--- START Input records ---
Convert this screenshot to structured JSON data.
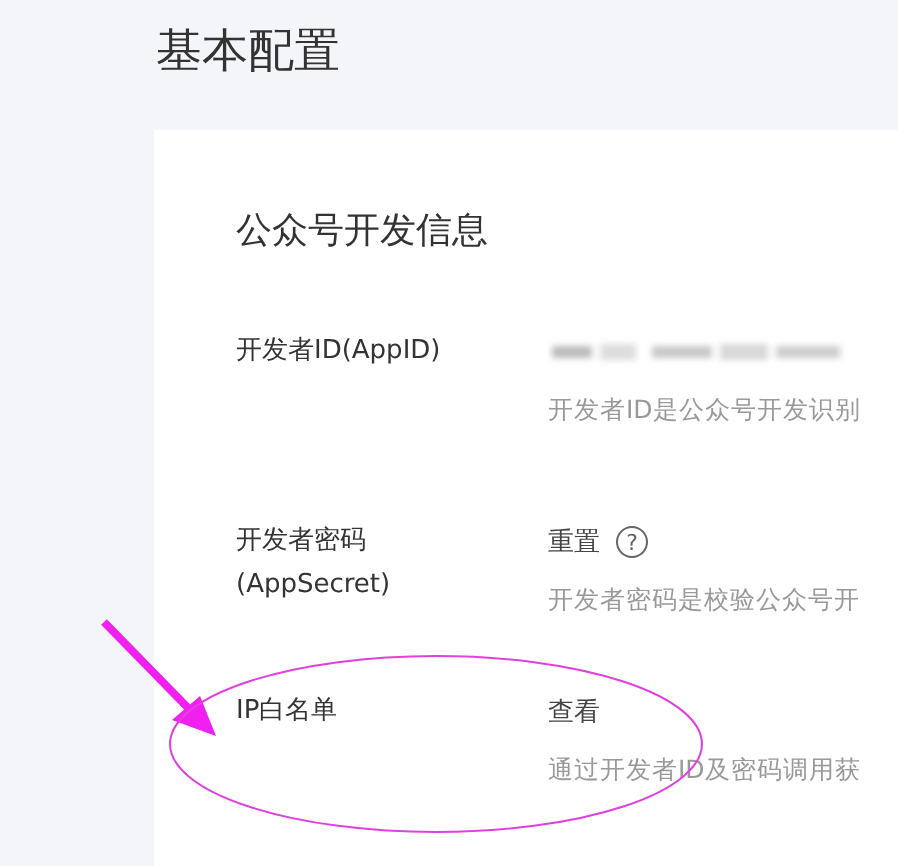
{
  "page_title": "基本配置",
  "section_title": "公众号开发信息",
  "rows": [
    {
      "kind": "masked",
      "label": [
        "开发者ID(AppID)"
      ],
      "description": "开发者ID是公众号开发识别"
    },
    {
      "kind": "action",
      "label": [
        "开发者密码",
        "(AppSecret)"
      ],
      "action": "重置",
      "help": "?",
      "description": "开发者密码是校验公众号开"
    },
    {
      "kind": "action",
      "label": [
        "IP白名单"
      ],
      "action": "查看",
      "description": "通过开发者ID及密码调用获"
    }
  ]
}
--- END Input records ---
Pull out the lines above in which the word "action" appears.

      "kind": "action",
      "action": "重置",
      "kind": "action",
      "action": "查看",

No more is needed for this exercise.